* Tarea del ejercicio 1: Indica si cada afirmación concuerda con el texto sobre Ingmar Bergman, respondiendo sí o no y citando literalmente las palabras del texto que lo deciden: (a) ‘El manantial de la doncella’ estuvo quince semanas en cartel en un cine de Madrid; (b) el padre Staehlin manipuló los subtítulos durante los pases del Festival de Valladolid; (c) el Cine Avenida se encontraba en el Paseo de Zorrilla.
* Tarea del ejercicio 2: Según el texto sobre Ingmar Bergman, ¿quién es el autor del libro sobre el medio siglo del certamen?
* Tarea del ejercicio 3: Continúa el texto sobre Ingmar Bergman a partir de su última oración.

* Texto para leer:
▬▬▬▬▬▬

Ingmar Bergman
Durante muchos años, decir Bergman en España era decir Semana
de Cine de Valladolid. En ella se descubrió en nuestro país la obra del maestro
sueco, y la proyección en los primeros años 60 de, sucesivamente, ‘El séptimo
sello’, ‘El manantial de la doncella’ y ‘Los comulgantes’ supuso todo un
aldabonazo difícil de olvidar. La concisa estética bergmaniana, su visión de
temas como la muerte, el conflicto entre lo terrenal y lo espiritual o la
ausencia de Dios fascinaron a unos espectadores que, en todo caso desde Dreyer,
no habían visto nada parecido. Algunos también se llamaron a escándalo ante que
la vida se jugara en un tablero de ajedrez y no por designio divino; o porque
la brutal violación de una joven doncella tuviera un significado casi
purificador, o al comprobar que el silencio celeste se extendía hasta a los
propios clérigos que debían esclarecerlo. De hecho, nunca se ha hablado tanto
de metafísica y teología como a la salida del Cine Avenida, en el Paseo de Zorrilla
vallisoletano…
Desde allí, el conocimiento de Bergman se extendió a miles de
cinéfilos, y no tan cinéfilos, españoles: hay que recordar que, por ejemplo,
‘El manantial de la doncella’ se mantuvo durante quince semanas en el Cine
Coliseum, de Madrid. Corría por entonces la “leyenda urbana” de que el jesuita
Carlos María Staehlin había “bautizado” los subtítulos de sus películas en los
pases del Festival para adecuarlos a una ortodoxia católica a la que Bergman
era muy ajeno. Pero, en su excelente libro sobre el medio siglo del certamen,
César Combarros Peláez ya aclaró lo sucedido: no fue en Valladolid, entre otras
cosas porque las copias no estaban subtituladas al castellano, sino luego en la
exhibición comercial cuando –para lograr pasar una Censura de la que formaba
parte– el padre Staehlin manipulaba el doblaje con el fin de “acercarse” lo más
posible a esa ortodoxia.

▬▬▬▬▬▬

* Extracto de datos:
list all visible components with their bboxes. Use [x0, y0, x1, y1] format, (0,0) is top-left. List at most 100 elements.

▬▬▬▬▬▬

* Respuesta esperada 1:
(a) Sí: «‘El manantial de la doncella’ se mantuvo durante quince semanas en el Cine Coliseum, de Madrid».
(b) No: «no fue en Valladolid, entre otras cosas porque las copias no estaban subtituladas al castellano».
(c) Sí: «a la salida del Cine Avenida, en el Paseo de Zorrilla vallisoletano».

* Respuesta esperada 2: César Combarros Peláez.

* Respuesta esperada 3:
La fidelidad de la Semana hacia un Bergman que los
periodistas ya no confundían con su homónima Ingrid, superó esa etapa y
permaneció para siempre. A ese periodo de su filmografía divulgado inicialmente
entre nosotros y que quedó coronado con tres Lábaros de Oro del Festival,
sucedieron otros todavía más decisivos. Por sus salas fueron pasando ‘Persona’,
‘La vergüenza’, ‘Pasión’, ‘Secretos de un matrimonio’, ‘La flauta mágica’,
‘Sonata de otoño’, ‘Fanny y Alexander’…, la mayor parte de una trayectoria que
se completaría con dos retrospectivas y media, al estar compartida esta última
por Robert Bresson, que ayudaban a recuperar los comienzos del cineasta desde
1945 o a “rellenar” los huecos existentes.
"Fanny y Alexander"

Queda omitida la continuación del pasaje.